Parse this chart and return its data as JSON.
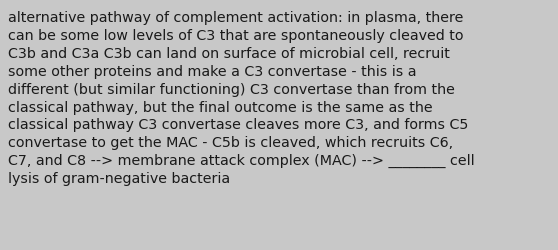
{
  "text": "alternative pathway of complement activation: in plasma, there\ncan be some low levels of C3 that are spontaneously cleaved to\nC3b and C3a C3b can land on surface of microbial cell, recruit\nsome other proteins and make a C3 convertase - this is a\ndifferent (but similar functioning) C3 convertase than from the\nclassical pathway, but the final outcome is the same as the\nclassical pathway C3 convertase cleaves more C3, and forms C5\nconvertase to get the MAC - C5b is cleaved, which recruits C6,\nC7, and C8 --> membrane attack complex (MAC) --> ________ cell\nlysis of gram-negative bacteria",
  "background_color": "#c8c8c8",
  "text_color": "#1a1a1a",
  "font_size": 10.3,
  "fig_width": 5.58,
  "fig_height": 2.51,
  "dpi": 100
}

---

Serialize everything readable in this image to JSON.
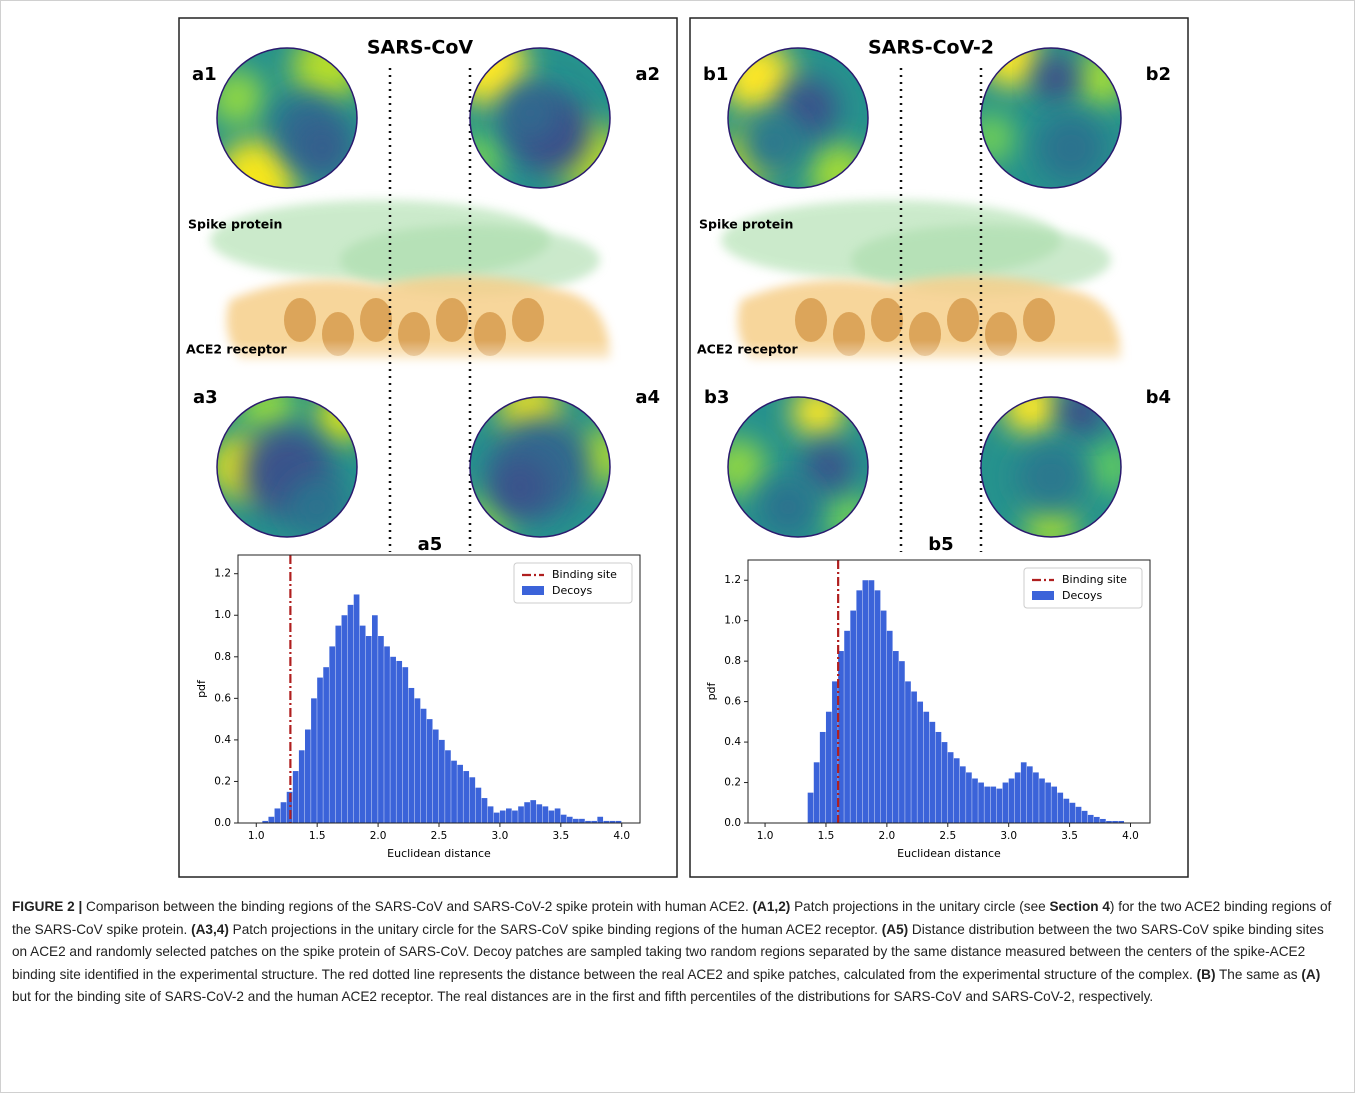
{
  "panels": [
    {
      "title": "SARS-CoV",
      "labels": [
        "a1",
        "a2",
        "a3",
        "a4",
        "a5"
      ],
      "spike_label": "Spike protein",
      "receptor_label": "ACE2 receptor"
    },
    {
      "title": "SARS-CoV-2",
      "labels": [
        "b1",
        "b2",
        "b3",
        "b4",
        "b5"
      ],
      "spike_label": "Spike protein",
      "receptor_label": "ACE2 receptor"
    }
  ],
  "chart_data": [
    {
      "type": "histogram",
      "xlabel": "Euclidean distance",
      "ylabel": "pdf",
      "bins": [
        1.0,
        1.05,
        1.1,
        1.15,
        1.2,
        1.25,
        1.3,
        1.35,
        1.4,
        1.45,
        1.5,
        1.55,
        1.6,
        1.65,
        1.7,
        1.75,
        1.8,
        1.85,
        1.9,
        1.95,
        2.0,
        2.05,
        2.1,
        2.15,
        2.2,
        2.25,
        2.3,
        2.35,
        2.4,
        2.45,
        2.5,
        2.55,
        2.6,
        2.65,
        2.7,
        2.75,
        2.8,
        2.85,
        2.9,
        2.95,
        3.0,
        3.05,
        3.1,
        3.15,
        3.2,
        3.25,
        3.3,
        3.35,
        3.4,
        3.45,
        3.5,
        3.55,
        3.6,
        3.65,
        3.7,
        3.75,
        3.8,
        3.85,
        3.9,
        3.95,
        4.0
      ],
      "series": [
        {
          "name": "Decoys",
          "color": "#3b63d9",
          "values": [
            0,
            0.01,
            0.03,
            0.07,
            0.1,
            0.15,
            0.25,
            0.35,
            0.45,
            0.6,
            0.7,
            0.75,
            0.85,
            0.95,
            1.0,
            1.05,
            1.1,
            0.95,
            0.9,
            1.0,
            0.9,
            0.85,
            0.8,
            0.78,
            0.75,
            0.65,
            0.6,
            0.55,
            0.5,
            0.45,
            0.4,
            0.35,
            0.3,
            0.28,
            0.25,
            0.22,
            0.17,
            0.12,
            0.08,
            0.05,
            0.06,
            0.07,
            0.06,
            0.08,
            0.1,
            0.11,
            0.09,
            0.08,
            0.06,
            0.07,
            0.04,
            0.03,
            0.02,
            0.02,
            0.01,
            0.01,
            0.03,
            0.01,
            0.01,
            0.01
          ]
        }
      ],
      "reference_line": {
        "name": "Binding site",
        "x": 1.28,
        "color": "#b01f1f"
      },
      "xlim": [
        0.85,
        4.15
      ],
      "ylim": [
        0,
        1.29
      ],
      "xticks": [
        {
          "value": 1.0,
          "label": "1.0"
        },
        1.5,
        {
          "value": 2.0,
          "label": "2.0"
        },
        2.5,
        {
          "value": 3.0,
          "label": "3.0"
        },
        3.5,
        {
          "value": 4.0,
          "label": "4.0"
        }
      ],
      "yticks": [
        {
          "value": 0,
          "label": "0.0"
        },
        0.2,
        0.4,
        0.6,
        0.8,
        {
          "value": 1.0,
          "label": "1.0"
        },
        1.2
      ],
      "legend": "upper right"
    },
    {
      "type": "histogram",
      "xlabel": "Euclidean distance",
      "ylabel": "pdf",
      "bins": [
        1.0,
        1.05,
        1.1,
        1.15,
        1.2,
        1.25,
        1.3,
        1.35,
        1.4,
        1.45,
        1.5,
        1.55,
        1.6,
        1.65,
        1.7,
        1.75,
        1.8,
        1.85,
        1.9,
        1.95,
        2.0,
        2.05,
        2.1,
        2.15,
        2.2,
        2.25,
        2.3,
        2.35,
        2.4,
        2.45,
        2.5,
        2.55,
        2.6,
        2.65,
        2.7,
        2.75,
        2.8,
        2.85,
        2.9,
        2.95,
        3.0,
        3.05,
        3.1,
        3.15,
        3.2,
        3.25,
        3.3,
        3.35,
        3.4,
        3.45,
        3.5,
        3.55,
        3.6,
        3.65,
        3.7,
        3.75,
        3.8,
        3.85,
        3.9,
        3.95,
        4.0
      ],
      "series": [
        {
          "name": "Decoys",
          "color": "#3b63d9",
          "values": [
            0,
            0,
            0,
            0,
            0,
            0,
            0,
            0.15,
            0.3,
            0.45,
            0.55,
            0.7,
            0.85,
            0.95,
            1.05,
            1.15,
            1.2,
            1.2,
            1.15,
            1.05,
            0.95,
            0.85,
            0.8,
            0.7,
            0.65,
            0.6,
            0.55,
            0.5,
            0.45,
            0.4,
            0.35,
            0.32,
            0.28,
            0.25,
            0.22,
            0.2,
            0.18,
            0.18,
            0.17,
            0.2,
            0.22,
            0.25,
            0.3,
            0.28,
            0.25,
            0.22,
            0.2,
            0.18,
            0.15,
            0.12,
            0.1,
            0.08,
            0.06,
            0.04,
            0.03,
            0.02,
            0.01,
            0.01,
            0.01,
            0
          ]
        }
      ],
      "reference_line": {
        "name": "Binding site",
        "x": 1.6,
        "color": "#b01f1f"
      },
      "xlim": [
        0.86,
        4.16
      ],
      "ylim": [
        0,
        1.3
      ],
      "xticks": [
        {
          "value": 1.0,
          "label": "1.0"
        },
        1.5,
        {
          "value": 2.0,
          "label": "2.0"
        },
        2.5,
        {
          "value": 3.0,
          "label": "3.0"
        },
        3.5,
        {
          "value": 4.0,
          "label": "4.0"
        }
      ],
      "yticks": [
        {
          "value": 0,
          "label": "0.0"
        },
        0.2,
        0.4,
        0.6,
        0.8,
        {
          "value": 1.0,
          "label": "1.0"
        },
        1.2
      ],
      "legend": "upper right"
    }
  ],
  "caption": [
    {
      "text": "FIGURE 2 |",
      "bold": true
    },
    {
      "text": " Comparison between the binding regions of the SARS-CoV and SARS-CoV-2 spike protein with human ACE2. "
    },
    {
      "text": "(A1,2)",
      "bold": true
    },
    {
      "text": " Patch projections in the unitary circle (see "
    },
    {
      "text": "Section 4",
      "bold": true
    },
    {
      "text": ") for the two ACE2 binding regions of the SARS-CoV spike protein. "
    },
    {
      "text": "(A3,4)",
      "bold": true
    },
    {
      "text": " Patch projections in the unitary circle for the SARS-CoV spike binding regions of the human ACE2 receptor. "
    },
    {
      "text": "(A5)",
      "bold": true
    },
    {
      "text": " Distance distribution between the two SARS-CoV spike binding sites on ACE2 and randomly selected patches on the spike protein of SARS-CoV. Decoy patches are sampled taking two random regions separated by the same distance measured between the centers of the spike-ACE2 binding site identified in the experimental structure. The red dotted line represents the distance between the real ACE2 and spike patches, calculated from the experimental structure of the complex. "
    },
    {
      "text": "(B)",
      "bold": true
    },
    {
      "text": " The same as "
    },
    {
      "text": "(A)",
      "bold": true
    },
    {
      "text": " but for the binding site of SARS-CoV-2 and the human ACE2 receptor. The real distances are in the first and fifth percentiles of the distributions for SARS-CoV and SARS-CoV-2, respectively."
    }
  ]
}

- **Task to carry out**
Every line that holds the word "projections" should be copied from the records above.

- **Expected answer**
      "text": " Patch projections in the unitary circle (see "
      "text": " Patch projections in the unitary circle for the SARS-CoV spike binding regions of the human ACE2 receptor. "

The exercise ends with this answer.